Your task is to output the entries below word for word.

======== Extracted material ========

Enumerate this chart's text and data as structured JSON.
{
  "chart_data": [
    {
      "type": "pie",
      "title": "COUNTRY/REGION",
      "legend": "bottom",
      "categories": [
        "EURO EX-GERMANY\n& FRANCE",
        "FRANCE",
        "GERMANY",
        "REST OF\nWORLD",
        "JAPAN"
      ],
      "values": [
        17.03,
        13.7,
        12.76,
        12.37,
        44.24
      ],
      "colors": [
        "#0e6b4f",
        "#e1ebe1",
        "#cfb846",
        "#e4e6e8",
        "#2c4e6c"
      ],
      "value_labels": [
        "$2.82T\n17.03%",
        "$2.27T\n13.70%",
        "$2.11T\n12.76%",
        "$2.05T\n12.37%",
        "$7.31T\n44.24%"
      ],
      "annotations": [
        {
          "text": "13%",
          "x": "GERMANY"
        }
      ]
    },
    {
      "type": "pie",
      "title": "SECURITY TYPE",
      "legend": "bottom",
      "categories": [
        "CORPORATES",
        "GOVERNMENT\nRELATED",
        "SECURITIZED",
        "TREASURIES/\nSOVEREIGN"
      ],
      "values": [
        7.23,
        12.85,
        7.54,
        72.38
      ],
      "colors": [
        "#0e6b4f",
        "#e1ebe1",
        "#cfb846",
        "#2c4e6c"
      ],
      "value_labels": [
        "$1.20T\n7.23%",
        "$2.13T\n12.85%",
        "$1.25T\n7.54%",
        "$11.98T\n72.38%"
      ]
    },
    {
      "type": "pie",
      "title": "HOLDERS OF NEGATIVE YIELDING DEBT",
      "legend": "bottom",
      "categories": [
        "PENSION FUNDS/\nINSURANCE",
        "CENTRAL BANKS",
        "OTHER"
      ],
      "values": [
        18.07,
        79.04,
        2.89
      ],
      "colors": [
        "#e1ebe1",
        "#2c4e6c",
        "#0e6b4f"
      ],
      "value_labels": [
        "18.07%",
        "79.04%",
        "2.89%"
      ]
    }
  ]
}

========

* **Output of the exercise**
Enumerate this chart's text and data as structured JSON.
{
  "chart_data": [
    {
      "type": "pie",
      "title": "COUNTRY/REGION",
      "legend": "bottom",
      "categories": [
        "EURO EX-GERMANY\n& FRANCE",
        "FRANCE",
        "GERMANY",
        "REST OF\nWORLD",
        "JAPAN"
      ],
      "values": [
        17.03,
        13.7,
        12.76,
        12.37,
        44.24
      ],
      "colors": [
        "#0e6b4f",
        "#e1ebe1",
        "#cfb846",
        "#e4e6e8",
        "#2c4e6c"
      ],
      "value_labels": [
        "$2.82T\n17.03%",
        "$2.27T\n13.70%",
        "$2.11T\n12.76%",
        "$2.05T\n12.37%",
        "$7.31T\n44.24%"
      ],
      "annotations": [
        {
          "text": "13%",
          "x": "GERMANY"
        }
      ]
    },
    {
      "type": "pie",
      "title": "SECURITY TYPE",
      "legend": "bottom",
      "categories": [
        "CORPORATES",
        "GOVERNMENT\nRELATED",
        "SECURITIZED",
        "TREASURIES/\nSOVEREIGN"
      ],
      "values": [
        7.23,
        12.85,
        7.54,
        72.38
      ],
      "colors": [
        "#0e6b4f",
        "#e1ebe1",
        "#cfb846",
        "#2c4e6c"
      ],
      "value_labels": [
        "$1.20T\n7.23%",
        "$2.13T\n12.85%",
        "$1.25T\n7.54%",
        "$11.98T\n72.38%"
      ]
    },
    {
      "type": "pie",
      "title": "HOLDERS OF NEGATIVE YIELDING DEBT",
      "legend": "bottom",
      "categories": [
        "PENSION FUNDS/\nINSURANCE",
        "CENTRAL BANKS",
        "OTHER"
      ],
      "values": [
        18.07,
        79.04,
        2.89
      ],
      "colors": [
        "#e1ebe1",
        "#2c4e6c",
        "#0e6b4f"
      ],
      "value_labels": [
        "18.07%",
        "79.04%",
        "2.89%"
      ]
    }
  ]
}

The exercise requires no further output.